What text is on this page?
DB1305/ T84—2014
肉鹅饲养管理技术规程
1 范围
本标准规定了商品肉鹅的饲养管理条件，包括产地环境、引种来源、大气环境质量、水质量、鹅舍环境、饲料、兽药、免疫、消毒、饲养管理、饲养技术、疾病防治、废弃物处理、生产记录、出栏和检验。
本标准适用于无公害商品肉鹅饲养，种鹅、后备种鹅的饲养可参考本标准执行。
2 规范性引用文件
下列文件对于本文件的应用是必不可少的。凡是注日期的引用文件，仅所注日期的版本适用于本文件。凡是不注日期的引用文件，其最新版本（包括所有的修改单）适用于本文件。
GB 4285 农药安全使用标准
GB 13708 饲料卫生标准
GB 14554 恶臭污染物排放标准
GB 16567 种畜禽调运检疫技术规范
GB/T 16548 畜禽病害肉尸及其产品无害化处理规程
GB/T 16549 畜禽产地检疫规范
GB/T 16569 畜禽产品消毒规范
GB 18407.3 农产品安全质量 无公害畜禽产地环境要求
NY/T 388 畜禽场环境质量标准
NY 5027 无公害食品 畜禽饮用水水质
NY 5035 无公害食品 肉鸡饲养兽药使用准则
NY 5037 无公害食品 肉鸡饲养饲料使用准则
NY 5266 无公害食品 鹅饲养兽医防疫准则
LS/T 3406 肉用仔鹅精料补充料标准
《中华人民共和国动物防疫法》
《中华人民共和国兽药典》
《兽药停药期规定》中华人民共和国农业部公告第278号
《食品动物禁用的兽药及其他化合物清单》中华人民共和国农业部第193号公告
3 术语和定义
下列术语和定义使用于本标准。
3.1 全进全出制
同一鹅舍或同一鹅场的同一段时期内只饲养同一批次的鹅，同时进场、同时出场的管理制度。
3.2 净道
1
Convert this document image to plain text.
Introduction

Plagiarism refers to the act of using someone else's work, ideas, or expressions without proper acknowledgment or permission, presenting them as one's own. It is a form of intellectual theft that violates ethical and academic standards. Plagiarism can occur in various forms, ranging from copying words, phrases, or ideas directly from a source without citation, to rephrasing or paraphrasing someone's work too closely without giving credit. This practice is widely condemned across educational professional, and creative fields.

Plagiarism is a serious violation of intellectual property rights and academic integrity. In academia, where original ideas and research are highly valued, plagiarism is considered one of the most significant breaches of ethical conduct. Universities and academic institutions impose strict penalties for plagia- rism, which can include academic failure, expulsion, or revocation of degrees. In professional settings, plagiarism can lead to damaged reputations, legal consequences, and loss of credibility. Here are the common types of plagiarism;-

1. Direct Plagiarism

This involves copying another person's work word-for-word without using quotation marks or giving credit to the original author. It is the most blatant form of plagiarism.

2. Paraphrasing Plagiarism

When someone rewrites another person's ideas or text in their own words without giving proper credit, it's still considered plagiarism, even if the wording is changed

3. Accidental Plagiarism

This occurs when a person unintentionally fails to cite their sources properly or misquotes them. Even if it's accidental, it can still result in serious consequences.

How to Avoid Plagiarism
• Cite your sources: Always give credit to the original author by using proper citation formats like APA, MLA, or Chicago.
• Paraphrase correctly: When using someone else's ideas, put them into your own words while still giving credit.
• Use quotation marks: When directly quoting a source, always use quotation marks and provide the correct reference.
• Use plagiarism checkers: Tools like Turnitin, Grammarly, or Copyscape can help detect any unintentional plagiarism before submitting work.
= = = = = = =
Above are the records. Copy every line in them holding "considered".

§ Solution:
Plagiarism is a serious violation of intellectual property rights and academic integrity. In academia, where original ideas and research are highly valued, plagiarism is considered one of the most significant breaches of ethical conduct. Universities and academic institutions impose strict penalties for plagia- rism, which can include academic failure, expulsion, or revocation of degrees. In professional settings, plagiarism can lead to damaged reputations, legal consequences, and loss of credibility. Here are the common types of plagiarism;-
When someone rewrites another person's ideas or text in their own words without giving proper credit, it's still considered plagiarism, even if the wording is changed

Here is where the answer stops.